WRITTEN INSTRUCTION 1 —
Answer these from the article on the Amathole district municipality, one line each, marked (a), (b), (c):
(a) What did the municipality pay for the mayor's car?
(b) Who is the spokesperson for the Cogta MEC?
(c) At what event was Thandekile Mnyimba addressing workers in the recording?
WRITTEN INSTRUCTION 2 — Put this sentence from the Amathole municipality article into Spanish: "Workers have also linked a recording of Amathole municipal manager Thandekile Mnyimba, who was addressing workers during a strategic-planning retreat, to the killings."
WRITTEN INSTRUCTION 3 — Return the passage of the Amathole municipality article starting with "The worker was" and going on through "at the municipality.", copied word for word.

SUPPLIED TEXT —
^^^^^^^^^^^^^^^^

E. Cape MEC orders graft probe after two workers are killed at troubled district municipality

The Eastern Cape provincial government has instituted a forensic investigation into the Amathole district municipality amid allegations of killings of workers who have blown the whistle on corruption and maladministration in the embattled council.

Simmering tensions between unions and the council’s top administrators have burst into the open, and the South African Municipal Workers’ Union (Samwu) has declared “war” on allegedly corrupt senior officials in the municipality.   

“Without fear or favour we are saying this must come to an end,” a Samwu member said of the corruption crippling the council. 

“As Samwu we have protested after we heard of allegations of corruption against the municipal manager. This was after this financially struggling municipality managed to buy the mayor a R1.3-million car. We were asking [ourselves], ‘How that is possible?,” they said.

The worker was speaking on the condition of anonymity, because the union believes workers who have spoken up about the corruption have paid for this with their lives. “Now we discover these recent killings targeting workers … Especially those who are in the frontline dealing with money.” 


Makhaya Komisa, the spokesperson for co-operative governance and traditional affairs (Cogta) MEC, Xolile Nqatha, said the MEC for Cogta had approved a forensic investigation into goings on at the municipality. 

“We have already identified a service provider that will do a thorough forensic investigation into Amathole municipality, because since last year we have had whistle-blowers approaching us telling us about maladministration, fraud and corruption within the municipality,” Komisa said.

“On the killings, as Cogta we say the police must do their work speedily and thoroughly investigate. They must make arrests on those implicated. It is sad to have workers being killed like this,” he added.

Recorded threats

Workers have also linked a recording of Amathole municipal manager Thandekile Mnyimba, who was addressing workers during a strategic-planning retreat, to the killings.

In the recording, which is being shared over WhatApp, Mnyimba says: “There are some people we cannot live with. There is a list of those we already know; we must be sure that the list is complete. “Then siza banco thula’ neengcambu [we will take them off with their roots]. Don’t blame Majola [a municipality employee] for anything that happens; he only acts on my instructions.”

Mnyimba continues: “For the past two years, things have been happening but I pretended like I did not see anything because I considered that these individuals have wives and children … We are going to be decisive in all directorates. Like an elephant If you do bad to me, I do it two or three times more to you. That’s how I am, I’m an elephant. When we do these things, we must know every action has a consequence.”

^^^^^^^^^^^^^^^^

DATA EXCERPT —
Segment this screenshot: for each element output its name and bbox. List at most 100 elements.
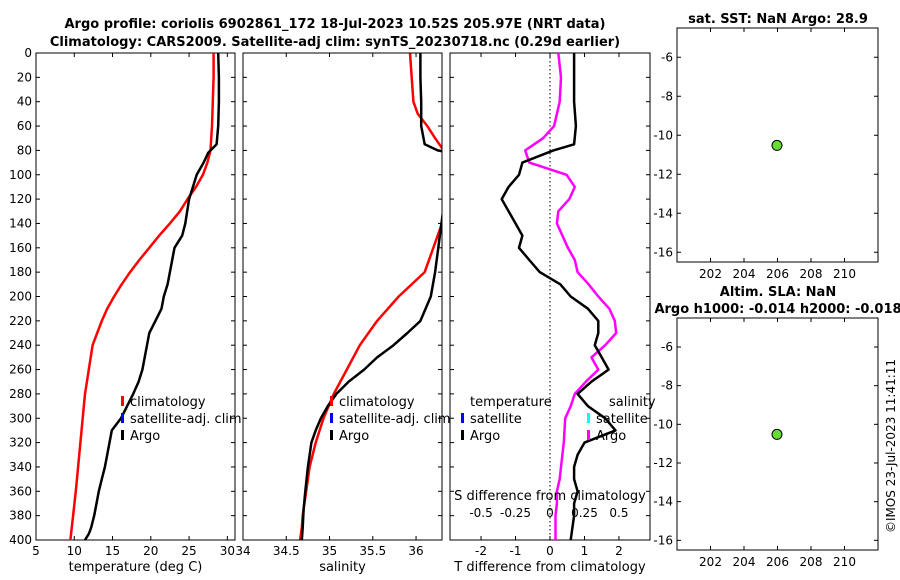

^^^^^^^^^^^^^^^^

RIGHT ANSWER 1 —
(a) R1.3-million
(b) Makhaya Komisa
(c) A strategic-planning retreat

RIGHT ANSWER 2 — Los trabajadores también han vinculado con los asesinatos una grabación del gerente municipal de Amathole, Thandekile Mnyimba, en la que se dirigía a los trabajadores durante un retiro de planificación estratégica.

RIGHT ANSWER 3 —
The worker was speaking on the condition of anonymity, because the union believes workers who have spoken up about the corruption have paid for this with their lives. “Now we discover these recent killings targeting workers … Especially those who are in the frontline dealing with money.” 


Makhaya Komisa, the spokesperson for co-operative governance and traditional affairs (Cogta) MEC, Xolile Nqatha, said the MEC for Cogta had approved a forensic investigation into goings on at the municipality.